→ **What you will do**: Quote every entry word for word.
-- START OF Listed records --
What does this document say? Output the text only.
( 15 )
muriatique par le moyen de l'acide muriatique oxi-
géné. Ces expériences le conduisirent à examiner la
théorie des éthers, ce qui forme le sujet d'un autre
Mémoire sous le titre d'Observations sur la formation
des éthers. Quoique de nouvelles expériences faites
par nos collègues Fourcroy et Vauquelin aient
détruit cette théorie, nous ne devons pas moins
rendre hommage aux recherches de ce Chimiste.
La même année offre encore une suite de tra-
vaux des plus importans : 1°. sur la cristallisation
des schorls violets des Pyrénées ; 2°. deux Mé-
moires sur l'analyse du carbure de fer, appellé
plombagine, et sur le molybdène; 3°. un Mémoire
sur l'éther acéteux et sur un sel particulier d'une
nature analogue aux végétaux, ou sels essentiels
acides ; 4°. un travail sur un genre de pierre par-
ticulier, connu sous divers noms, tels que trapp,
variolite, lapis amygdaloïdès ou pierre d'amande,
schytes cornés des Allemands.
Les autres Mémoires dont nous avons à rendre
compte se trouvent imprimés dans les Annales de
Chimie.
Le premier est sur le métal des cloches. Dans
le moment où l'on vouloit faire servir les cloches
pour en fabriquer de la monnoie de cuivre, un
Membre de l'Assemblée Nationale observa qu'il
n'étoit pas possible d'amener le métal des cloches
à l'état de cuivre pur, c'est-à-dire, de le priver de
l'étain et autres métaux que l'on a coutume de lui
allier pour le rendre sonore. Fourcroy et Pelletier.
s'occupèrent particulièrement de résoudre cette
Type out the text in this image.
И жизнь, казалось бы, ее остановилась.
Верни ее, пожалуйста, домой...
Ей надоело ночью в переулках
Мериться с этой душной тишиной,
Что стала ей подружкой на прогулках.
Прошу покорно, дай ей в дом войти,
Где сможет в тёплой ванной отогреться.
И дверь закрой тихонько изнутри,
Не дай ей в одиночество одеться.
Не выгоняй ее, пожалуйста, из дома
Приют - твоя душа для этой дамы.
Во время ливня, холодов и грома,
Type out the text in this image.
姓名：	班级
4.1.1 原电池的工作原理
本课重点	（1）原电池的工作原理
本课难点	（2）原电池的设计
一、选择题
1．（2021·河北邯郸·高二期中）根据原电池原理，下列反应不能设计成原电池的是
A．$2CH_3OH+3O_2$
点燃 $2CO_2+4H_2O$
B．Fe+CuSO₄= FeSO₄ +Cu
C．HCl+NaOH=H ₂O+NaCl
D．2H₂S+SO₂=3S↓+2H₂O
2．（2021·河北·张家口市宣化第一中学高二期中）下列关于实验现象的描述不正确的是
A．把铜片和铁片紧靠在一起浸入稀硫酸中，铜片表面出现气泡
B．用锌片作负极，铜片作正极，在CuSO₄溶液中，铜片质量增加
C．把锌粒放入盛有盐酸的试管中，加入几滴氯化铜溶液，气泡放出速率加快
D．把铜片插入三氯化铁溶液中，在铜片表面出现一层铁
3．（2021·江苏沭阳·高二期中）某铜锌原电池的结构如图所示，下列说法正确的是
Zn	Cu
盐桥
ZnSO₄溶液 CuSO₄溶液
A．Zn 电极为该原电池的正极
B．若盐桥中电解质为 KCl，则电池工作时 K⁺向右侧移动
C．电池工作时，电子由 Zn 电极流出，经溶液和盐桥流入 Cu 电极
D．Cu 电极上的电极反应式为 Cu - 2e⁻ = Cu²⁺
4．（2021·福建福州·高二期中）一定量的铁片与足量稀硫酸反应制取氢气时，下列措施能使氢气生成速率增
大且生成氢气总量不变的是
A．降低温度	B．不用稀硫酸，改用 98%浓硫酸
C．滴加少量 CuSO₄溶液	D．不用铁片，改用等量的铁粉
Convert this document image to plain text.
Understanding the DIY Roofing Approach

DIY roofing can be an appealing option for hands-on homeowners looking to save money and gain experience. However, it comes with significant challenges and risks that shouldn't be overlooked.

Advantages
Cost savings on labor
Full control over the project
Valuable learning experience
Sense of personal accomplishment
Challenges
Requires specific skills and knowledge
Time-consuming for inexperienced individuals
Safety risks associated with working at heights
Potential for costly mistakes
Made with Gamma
-- END OF Listed records --
→ **Answer for this exercise**:
What does this document say? Output the text only.
( 15 )
muriatique par le moyen de l'acide muriatique oxi-
géné. Ces expériences le conduisirent à examiner la
théorie des éthers, ce qui forme le sujet d'un autre
Mémoire sous le titre d'Observations sur la formation
des éthers. Quoique de nouvelles expériences faites
par nos collègues Fourcroy et Vauquelin aient
détruit cette théorie, nous ne devons pas moins
rendre hommage aux recherches de ce Chimiste.
La même année offre encore une suite de tra-
vaux des plus importans : 1°. sur la cristallisation
des schorls violets des Pyrénées ; 2°. deux Mé-
moires sur l'analyse du carbure de fer, appellé
plombagine, et sur le molybdène; 3°. un Mémoire
sur l'éther acéteux et sur un sel particulier d'une
nature analogue aux végétaux, ou sels essentiels
acides ; 4°. un travail sur un genre de pierre par-
ticulier, connu sous divers noms, tels que trapp,
variolite, lapis amygdaloïdès ou pierre d'amande,
schytes cornés des Allemands.
Les autres Mémoires dont nous avons à rendre
compte se trouvent imprimés dans les Annales de
Chimie.
Le premier est sur le métal des cloches. Dans
le moment où l'on vouloit faire servir les cloches
pour en fabriquer de la monnoie de cuivre, un
Membre de l'Assemblée Nationale observa qu'il
n'étoit pas possible d'amener le métal des cloches
à l'état de cuivre pur, c'est-à-dire, de le priver de
l'étain et autres métaux que l'on a coutume de lui
allier pour le rendre sonore. Fourcroy et Pelletier.
s'occupèrent particulièrement de résoudre cette
Type out the text in this image.
И жизнь, казалось бы, ее остановилась.
Верни ее, пожалуйста, домой...
Ей надоело ночью в переулках
Мериться с этой душной тишиной,
Что стала ей подружкой на прогулках.
Прошу покорно, дай ей в дом войти,
Где сможет в тёплой ванной отогреться.
И дверь закрой тихонько изнутри,
Не дай ей в одиночество одеться.
Не выгоняй ее, пожалуйста, из дома
Приют - твоя душа для этой дамы.
Во время ливня, холодов и грома,
Type out the text in this image.
姓名：	班级
4.1.1 原电池的工作原理
本课重点	（1）原电池的工作原理
本课难点	（2）原电池的设计
一、选择题
1．（2021·河北邯郸·高二期中）根据原电池原理，下列反应不能设计成原电池的是
A．$2CH_3OH+3O_2$
点燃 $2CO_2+4H_2O$
B．Fe+CuSO₄= FeSO₄ +Cu
C．HCl+NaOH=H ₂O+NaCl
D．2H₂S+SO₂=3S↓+2H₂O
2．（2021·河北·张家口市宣化第一中学高二期中）下列关于实验现象的描述不正确的是
A．把铜片和铁片紧靠在一起浸入稀硫酸中，铜片表面出现气泡
B．用锌片作负极，铜片作正极，在CuSO₄溶液中，铜片质量增加
C．把锌粒放入盛有盐酸的试管中，加入几滴氯化铜溶液，气泡放出速率加快
D．把铜片插入三氯化铁溶液中，在铜片表面出现一层铁
3．（2021·江苏沭阳·高二期中）某铜锌原电池的结构如图所示，下列说法正确的是
Zn	Cu
盐桥
ZnSO₄溶液 CuSO₄溶液
A．Zn 电极为该原电池的正极
B．若盐桥中电解质为 KCl，则电池工作时 K⁺向右侧移动
C．电池工作时，电子由 Zn 电极流出，经溶液和盐桥流入 Cu 电极
D．Cu 电极上的电极反应式为 Cu - 2e⁻ = Cu²⁺
4．（2021·福建福州·高二期中）一定量的铁片与足量稀硫酸反应制取氢气时，下列措施能使氢气生成速率增
大且生成氢气总量不变的是
A．降低温度	B．不用稀硫酸，改用 98%浓硫酸
C．滴加少量 CuSO₄溶液	D．不用铁片，改用等量的铁粉
Convert this document image to plain text.
Understanding the DIY Roofing Approach

DIY roofing can be an appealing option for hands-on homeowners looking to save money and gain experience. However, it comes with significant challenges and risks that shouldn't be overlooked.

Advantages
Cost savings on labor
Full control over the project
Valuable learning experience
Sense of personal accomplishment
Challenges
Requires specific skills and knowledge
Time-consuming for inexperienced individuals
Safety risks associated with working at heights
Potential for costly mistakes
Made with Gamma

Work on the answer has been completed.